--- begin ---
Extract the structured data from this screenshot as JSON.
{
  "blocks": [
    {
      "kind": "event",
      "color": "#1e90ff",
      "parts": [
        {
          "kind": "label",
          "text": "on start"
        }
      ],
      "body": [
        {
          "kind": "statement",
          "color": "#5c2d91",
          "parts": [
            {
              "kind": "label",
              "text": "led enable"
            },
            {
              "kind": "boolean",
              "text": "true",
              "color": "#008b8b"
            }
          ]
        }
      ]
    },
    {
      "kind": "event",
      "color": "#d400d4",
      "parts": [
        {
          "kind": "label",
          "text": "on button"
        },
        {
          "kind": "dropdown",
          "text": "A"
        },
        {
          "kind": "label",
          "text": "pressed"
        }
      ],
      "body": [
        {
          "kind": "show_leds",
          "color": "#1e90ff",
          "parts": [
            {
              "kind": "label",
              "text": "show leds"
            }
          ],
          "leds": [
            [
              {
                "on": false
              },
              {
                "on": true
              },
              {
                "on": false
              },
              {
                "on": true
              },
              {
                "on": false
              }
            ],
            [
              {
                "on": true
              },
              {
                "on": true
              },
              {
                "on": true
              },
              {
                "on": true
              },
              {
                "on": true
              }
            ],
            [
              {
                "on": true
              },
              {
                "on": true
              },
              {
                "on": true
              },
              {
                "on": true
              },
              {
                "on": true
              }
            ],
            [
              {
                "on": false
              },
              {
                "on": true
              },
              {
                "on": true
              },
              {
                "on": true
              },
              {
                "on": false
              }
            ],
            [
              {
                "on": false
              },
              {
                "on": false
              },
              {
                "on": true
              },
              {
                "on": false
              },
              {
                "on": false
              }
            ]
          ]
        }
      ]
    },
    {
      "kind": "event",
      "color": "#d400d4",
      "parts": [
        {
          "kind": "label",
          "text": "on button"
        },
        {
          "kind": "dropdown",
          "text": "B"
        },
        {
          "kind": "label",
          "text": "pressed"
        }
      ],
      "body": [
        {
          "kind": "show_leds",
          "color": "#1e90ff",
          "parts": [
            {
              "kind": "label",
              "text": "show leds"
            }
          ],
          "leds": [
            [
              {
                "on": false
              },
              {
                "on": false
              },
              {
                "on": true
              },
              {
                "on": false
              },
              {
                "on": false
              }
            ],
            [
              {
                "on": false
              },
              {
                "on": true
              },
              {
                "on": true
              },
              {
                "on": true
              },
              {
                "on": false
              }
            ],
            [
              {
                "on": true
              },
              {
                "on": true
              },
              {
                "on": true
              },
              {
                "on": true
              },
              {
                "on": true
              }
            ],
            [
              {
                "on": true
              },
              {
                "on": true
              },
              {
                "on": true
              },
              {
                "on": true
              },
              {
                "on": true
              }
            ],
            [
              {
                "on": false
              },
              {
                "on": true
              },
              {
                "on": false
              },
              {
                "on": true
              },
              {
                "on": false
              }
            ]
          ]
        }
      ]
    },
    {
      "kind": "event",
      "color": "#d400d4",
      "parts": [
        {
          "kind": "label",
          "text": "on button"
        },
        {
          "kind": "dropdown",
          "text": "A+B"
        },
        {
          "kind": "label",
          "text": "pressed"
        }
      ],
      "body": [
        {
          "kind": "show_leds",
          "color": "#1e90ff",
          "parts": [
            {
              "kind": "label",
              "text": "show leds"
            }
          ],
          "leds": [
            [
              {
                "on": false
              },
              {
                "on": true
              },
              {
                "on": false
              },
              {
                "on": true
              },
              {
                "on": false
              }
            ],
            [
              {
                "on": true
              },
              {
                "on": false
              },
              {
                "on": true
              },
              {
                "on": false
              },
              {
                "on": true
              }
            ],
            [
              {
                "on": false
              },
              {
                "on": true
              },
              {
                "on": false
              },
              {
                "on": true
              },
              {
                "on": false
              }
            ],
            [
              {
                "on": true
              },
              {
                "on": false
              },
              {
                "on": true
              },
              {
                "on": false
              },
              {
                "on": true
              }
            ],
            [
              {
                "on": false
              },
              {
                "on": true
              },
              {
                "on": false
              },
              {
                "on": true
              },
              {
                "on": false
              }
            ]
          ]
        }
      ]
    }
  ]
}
--- end ---
_SET PROBLEM_
Recopy the whole listing exactly.

_COMPLETE RESPONSE_
Extract the structured data from this screenshot as JSON.
{
  "blocks": [
    {
      "kind": "event",
      "color": "#1e90ff",
      "parts": [
        {
          "kind": "label",
          "text": "on start"
        }
      ],
      "body": [
        {
          "kind": "statement",
          "color": "#5c2d91",
          "parts": [
            {
              "kind": "label",
              "text": "led enable"
            },
            {
              "kind": "boolean",
              "text": "true",
              "color": "#008b8b"
            }
          ]
        }
      ]
    },
    {
      "kind": "event",
      "color": "#d400d4",
      "parts": [
        {
          "kind": "label",
          "text": "on button"
        },
        {
          "kind": "dropdown",
          "text": "A"
        },
        {
          "kind": "label",
          "text": "pressed"
        }
      ],
      "body": [
        {
          "kind": "show_leds",
          "color": "#1e90ff",
          "parts": [
            {
              "kind": "label",
              "text": "show leds"
            }
          ],
          "leds": [
            [
              {
                "on": false
              },
              {
                "on": true
              },
              {
                "on": false
              },
              {
                "on": true
              },
              {
                "on": false
              }
            ],
            [
              {
                "on": true
              },
              {
                "on": true
              },
              {
                "on": true
              },
              {
                "on": true
              },
              {
                "on": true
              }
            ],
            [
              {
                "on": true
              },
              {
                "on": true
              },
              {
                "on": true
              },
              {
                "on": true
              },
              {
                "on": true
              }
            ],
            [
              {
                "on": false
              },
              {
                "on": true
              },
              {
                "on": true
              },
              {
                "on": true
              },
              {
                "on": false
              }
            ],
            [
              {
                "on": false
              },
              {
                "on": false
              },
              {
                "on": true
              },
              {
                "on": false
              },
              {
                "on": false
              }
            ]
          ]
        }
      ]
    },
    {
      "kind": "event",
      "color": "#d400d4",
      "parts": [
        {
          "kind": "label",
          "text": "on button"
        },
        {
          "kind": "dropdown",
          "text": "B"
        },
        {
          "kind": "label",
          "text": "pressed"
        }
      ],
      "body": [
        {
          "kind": "show_leds",
          "color": "#1e90ff",
          "parts": [
            {
              "kind": "label",
              "text": "show leds"
            }
          ],
          "leds": [
            [
              {
                "on": false
              },
              {
                "on": false
              },
              {
                "on": true
              },
              {
                "on": false
              },
              {
                "on": false
              }
            ],
            [
              {
                "on": false
              },
              {
                "on": true
              },
              {
                "on": true
              },
              {
                "on": true
              },
              {
                "on": false
              }
            ],
            [
              {
                "on": true
              },
              {
                "on": true
              },
              {
                "on": true
              },
              {
                "on": true
              },
              {
                "on": true
              }
            ],
            [
              {
                "on": true
              },
              {
                "on": true
              },
              {
                "on": true
              },
              {
                "on": true
              },
              {
                "on": true
              }
            ],
            [
              {
                "on": false
              },
              {
                "on": true
              },
              {
                "on": false
              },
              {
                "on": true
              },
              {
                "on": false
              }
            ]
          ]
        }
      ]
    },
    {
      "kind": "event",
      "color": "#d400d4",
      "parts": [
        {
          "kind": "label",
          "text": "on button"
        },
        {
          "kind": "dropdown",
          "text": "A+B"
        },
        {
          "kind": "label",
          "text": "pressed"
        }
      ],
      "body": [
        {
          "kind": "show_leds",
          "color": "#1e90ff",
          "parts": [
            {
              "kind": "label",
              "text": "show leds"
            }
          ],
          "leds": [
            [
              {
                "on": false
              },
              {
                "on": true
              },
              {
                "on": false
              },
              {
                "on": true
              },
              {
                "on": false
              }
            ],
            [
              {
                "on": true
              },
              {
                "on": false
              },
              {
                "on": true
              },
              {
                "on": false
              },
              {
                "on": true
              }
            ],
            [
              {
                "on": false
              },
              {
                "on": true
              },
              {
                "on": false
              },
              {
                "on": true
              },
              {
                "on": false
              }
            ],
            [
              {
                "on": true
              },
              {
                "on": false
              },
              {
                "on": true
              },
              {
                "on": false
              },
              {
                "on": true
              }
            ],
            [
              {
                "on": false
              },
              {
                "on": true
              },
              {
                "on": false
              },
              {
                "on": true
              },
              {
                "on": false
              }
            ]
          ]
        }
      ]
    }
  ]
}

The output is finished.